— Begin Document section —
Wanpeng Li April 17, 2018, 10:40 a.m. UTC | #20
Cc Eduardo,
2018-02-26 20:41 GMT+08:00 Paolo Bonzini <pbonzini@redhat.com>:
> On 26/02/2018 13:22, Borislav Petkov wrote:
>> On Mon, Feb 26, 2018 at 01:18:07PM +0100, Paolo Bonzini wrote:
>>>> In this context, "host-initiated" write means written by KVM userspace
>>>> with ioctl(KVM_SET_MSR).  It generally happens only on VM startup, reset
>>>> or live migration.
>>>
>>> To be clear, the target of the write is still the vCPU's emulated MSR.
>>
>> So how am I to imagine this as a user:
>>
>> qemu-system-x86_64 --microcode-revision=0xdeadbeef...
>
> More like "-cpu foo,ucode_rev=0xdeadbeef".  But in practice what would
> happen is one of the following:
>
> 1) "-cpu host" sets ucode_rev to the same value of the host, everyone
> else leaves it to zero as is now.

Hi Paolo,

Do you mean the host admin to get the ucode_rev from the host and set
to -cpu host, ucode_rev=xxxxxx or qemu get the ucode_rev directly by
rdmsr?

Regards,
Wanpeng Li
Eduardo Habkost April 17, 2018, 8:24 p.m. UTC | #21
On Tue, Apr 17, 2018 at 06:40:58PM +0800, Wanpeng Li wrote:
> Cc Eduardo,
> 2018-02-26 20:41 GMT+08:00 Paolo Bonzini <pbonzini@redhat.com>:
> > On 26/02/2018 13:22, Borislav Petkov wrote:
> >> On Mon, Feb 26, 2018 at 01:18:07PM +0100, Paolo Bonzini wrote:
> >>>> In this context, "host-initiated" write means written by KVM userspace
> >>>> with ioctl(KVM_SET_MSR).  It generally happens only on VM startup, reset
> >>>> or live migration.
— End Document section —
— Begin Raw records —
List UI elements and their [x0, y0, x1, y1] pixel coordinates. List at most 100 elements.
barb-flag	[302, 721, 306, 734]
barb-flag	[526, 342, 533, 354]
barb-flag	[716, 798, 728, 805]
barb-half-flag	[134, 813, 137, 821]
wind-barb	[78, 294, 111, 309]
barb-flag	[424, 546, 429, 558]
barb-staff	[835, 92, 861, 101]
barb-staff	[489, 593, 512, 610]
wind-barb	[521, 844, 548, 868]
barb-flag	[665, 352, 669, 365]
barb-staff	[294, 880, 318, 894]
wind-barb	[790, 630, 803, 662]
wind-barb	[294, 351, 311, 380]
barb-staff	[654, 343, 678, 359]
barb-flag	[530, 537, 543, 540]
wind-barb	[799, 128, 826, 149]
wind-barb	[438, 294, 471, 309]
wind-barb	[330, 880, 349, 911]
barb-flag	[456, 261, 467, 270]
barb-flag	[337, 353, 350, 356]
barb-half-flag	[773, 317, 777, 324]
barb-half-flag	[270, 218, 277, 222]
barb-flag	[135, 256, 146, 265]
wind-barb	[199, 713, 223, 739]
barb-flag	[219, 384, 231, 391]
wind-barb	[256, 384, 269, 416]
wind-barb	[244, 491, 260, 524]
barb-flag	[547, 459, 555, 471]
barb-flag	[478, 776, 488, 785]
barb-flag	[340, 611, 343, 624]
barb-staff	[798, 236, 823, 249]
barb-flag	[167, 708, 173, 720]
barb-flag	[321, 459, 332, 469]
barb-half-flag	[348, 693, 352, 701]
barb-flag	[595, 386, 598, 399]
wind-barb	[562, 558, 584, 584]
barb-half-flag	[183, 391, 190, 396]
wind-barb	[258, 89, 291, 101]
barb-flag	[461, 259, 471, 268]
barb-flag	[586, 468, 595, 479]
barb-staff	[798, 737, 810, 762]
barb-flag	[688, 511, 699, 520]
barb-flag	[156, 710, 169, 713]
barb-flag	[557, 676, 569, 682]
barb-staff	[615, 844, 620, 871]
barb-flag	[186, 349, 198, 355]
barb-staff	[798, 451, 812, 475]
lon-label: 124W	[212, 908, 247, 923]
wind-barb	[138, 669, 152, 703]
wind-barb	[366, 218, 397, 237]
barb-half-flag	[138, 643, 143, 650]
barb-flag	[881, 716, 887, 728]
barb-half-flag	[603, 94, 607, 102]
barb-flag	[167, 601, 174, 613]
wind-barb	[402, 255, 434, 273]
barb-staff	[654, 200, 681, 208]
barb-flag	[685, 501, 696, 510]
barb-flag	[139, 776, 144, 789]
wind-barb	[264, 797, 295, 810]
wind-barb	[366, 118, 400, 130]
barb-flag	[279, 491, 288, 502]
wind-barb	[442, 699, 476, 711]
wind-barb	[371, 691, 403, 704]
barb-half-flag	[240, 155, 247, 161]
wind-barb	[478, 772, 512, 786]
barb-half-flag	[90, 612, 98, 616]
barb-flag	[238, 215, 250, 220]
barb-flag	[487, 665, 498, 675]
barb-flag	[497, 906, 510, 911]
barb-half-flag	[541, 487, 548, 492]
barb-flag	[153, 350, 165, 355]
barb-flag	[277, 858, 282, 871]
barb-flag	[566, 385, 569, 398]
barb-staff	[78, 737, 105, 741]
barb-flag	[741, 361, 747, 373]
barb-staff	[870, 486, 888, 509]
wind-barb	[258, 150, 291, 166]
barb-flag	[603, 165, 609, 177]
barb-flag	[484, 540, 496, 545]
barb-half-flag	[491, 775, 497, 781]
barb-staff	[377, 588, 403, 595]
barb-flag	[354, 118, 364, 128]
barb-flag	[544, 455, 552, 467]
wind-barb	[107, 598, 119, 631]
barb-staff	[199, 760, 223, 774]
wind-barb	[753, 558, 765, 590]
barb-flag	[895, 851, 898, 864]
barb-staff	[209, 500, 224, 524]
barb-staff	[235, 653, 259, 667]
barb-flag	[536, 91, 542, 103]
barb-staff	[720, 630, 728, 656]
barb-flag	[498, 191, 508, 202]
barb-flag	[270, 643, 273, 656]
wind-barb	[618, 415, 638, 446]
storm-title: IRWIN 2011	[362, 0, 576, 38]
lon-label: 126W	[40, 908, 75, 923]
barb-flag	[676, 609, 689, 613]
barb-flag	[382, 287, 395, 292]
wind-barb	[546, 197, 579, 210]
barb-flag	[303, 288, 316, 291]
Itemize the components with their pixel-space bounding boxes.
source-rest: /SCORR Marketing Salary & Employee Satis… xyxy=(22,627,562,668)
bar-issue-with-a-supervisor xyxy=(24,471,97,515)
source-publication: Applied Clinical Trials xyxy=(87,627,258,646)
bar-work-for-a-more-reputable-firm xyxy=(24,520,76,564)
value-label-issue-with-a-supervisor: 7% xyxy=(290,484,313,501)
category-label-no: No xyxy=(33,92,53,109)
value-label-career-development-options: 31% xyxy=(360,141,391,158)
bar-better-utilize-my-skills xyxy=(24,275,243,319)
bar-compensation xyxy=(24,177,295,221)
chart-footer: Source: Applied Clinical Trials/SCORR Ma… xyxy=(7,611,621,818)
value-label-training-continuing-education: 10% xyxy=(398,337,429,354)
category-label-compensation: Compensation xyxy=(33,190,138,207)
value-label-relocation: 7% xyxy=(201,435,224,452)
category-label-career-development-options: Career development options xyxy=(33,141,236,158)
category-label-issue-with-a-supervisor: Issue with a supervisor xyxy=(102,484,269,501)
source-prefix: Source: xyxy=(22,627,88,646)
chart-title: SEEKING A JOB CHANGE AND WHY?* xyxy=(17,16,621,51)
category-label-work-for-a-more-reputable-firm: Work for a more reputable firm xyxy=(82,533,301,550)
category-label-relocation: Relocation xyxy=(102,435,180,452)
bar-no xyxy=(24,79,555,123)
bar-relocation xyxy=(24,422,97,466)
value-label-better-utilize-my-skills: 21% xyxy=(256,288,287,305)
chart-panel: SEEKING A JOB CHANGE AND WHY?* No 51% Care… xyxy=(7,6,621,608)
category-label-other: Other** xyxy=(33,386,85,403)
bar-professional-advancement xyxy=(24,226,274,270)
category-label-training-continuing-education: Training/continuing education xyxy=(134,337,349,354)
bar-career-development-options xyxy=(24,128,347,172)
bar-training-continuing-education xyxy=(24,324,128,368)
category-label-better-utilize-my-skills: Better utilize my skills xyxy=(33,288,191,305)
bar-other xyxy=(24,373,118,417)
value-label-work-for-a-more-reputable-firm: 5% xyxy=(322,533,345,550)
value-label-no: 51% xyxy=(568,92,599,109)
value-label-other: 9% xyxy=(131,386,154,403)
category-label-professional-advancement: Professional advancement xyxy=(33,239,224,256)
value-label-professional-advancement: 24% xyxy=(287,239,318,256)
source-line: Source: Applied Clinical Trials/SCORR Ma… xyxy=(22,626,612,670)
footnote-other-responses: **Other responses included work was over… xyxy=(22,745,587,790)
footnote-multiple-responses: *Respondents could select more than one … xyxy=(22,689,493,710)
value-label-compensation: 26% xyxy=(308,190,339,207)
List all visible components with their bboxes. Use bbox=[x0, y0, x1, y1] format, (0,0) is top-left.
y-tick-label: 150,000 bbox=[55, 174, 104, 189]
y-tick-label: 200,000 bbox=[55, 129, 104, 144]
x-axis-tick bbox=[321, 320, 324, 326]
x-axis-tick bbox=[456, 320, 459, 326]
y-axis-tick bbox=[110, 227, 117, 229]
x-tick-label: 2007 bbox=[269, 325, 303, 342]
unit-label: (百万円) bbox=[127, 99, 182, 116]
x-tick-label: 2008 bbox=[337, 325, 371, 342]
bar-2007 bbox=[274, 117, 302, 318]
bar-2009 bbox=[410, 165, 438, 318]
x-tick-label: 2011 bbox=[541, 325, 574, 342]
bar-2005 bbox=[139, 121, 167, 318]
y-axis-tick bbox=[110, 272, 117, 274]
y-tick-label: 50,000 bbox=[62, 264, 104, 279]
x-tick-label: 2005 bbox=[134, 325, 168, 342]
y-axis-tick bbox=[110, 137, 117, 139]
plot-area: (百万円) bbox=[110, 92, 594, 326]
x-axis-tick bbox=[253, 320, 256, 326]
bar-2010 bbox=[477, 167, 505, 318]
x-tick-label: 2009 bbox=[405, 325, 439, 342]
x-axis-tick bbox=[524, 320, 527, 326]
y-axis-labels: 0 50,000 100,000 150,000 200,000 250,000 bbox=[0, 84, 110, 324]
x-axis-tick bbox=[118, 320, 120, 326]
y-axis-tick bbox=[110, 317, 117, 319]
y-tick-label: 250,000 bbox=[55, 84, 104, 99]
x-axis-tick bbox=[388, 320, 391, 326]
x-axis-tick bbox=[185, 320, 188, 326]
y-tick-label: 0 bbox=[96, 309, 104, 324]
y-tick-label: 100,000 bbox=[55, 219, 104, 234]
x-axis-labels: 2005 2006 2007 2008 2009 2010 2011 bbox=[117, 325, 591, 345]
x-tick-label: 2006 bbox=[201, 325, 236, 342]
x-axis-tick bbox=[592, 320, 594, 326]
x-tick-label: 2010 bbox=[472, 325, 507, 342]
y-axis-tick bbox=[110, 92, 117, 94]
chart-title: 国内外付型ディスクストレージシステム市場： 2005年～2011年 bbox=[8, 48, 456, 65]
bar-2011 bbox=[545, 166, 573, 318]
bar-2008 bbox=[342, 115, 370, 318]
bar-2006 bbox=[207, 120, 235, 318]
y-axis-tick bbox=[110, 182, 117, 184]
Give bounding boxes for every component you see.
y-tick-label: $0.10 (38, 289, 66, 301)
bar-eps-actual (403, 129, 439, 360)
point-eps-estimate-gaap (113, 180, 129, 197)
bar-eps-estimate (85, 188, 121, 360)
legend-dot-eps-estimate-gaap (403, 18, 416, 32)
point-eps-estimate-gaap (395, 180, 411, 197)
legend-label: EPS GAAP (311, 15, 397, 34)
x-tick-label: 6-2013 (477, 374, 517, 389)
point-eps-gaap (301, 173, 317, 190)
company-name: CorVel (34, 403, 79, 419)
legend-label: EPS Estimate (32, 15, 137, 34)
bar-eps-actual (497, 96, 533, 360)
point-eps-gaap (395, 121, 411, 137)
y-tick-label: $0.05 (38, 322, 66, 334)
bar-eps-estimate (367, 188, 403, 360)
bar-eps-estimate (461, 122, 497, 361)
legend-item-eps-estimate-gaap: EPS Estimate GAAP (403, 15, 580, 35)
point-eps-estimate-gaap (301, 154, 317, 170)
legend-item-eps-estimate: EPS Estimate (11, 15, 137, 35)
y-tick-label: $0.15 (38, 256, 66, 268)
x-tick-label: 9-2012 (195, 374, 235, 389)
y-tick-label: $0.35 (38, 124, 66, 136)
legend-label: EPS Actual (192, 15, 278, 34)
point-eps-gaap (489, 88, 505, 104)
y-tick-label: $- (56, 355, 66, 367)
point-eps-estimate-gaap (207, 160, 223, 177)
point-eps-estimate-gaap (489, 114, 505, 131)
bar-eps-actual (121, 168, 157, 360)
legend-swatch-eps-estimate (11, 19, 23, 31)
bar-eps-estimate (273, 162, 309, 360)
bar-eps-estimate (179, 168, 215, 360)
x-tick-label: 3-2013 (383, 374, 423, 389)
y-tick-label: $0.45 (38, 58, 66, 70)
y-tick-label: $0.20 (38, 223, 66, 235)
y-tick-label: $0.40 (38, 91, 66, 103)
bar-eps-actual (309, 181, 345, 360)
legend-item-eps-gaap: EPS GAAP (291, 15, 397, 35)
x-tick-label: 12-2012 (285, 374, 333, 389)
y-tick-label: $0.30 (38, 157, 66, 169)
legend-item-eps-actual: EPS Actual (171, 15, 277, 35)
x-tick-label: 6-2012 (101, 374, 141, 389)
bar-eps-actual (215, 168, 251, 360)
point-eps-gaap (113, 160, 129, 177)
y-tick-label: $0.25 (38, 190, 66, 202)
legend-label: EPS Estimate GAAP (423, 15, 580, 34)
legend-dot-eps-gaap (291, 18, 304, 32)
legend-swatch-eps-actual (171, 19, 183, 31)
— End Raw records —
▸ **Challenge**:
Pick up the KVM email thread about setting the guest microcode revision and continue it from its last line.

▸ **Written response**:
> >>>
> >>> To be clear, the target of the write is still the vCPU's emulated MSR.
> >>
> >> So how am I to imagine this as a user:
> >>
> >> qemu-system-x86_64 --microcode-revision=0xdeadbeef...
> >
> > More like "-cpu foo,ucode_rev=0xdeadbeef".  But in practice what would
> > happen is one of the following:
> >
> > 1) "-cpu host" sets ucode_rev to the same value of the host, everyone
> > else leaves it to zero as is now.
> 
> Hi Paolo,
> 
> Do you mean the host admin to get the ucode_rev from the host and set
> to -cpu host, ucode_rev=xxxxxx or qemu get the ucode_rev directly by
> rdmsr?

QEMU setting ucode_rev automatically using the host value when
using "-cpu host" (with no need for explicit ucode_rev option)
makes sense to me.
Wanpeng Li April 18, 2018, 3:24 a.m. UTC | #22
2018-04-18 4:24 GMT+08:00 Eduardo Habkost <ehabkost@redhat.com>:
> On Tue, Apr 17, 2018 at 06:40:58PM +0800, Wanpeng Li wrote:
>> Cc Eduardo,
>> 2018-02-26 20:41 GMT+08:00 Paolo Bonzini <pbonzini@redhat.com>:
>> > On 26/02/2018 13:22, Borislav Petkov wrote:
>> >> On Mon, Feb 26, 2018 at 01:18:07PM +0100, Paolo Bonzini wrote:
>> >>>> In this context, "host-initiated" write means written by KVM userspace
>> >>>> with ioctl(KVM_SET_MSR).  It generally happens only on VM startup, reset
>> >>>> or live migration.
>> >>>
>> >>> To be clear, the target of the write is still the vCPU's emulated MSR.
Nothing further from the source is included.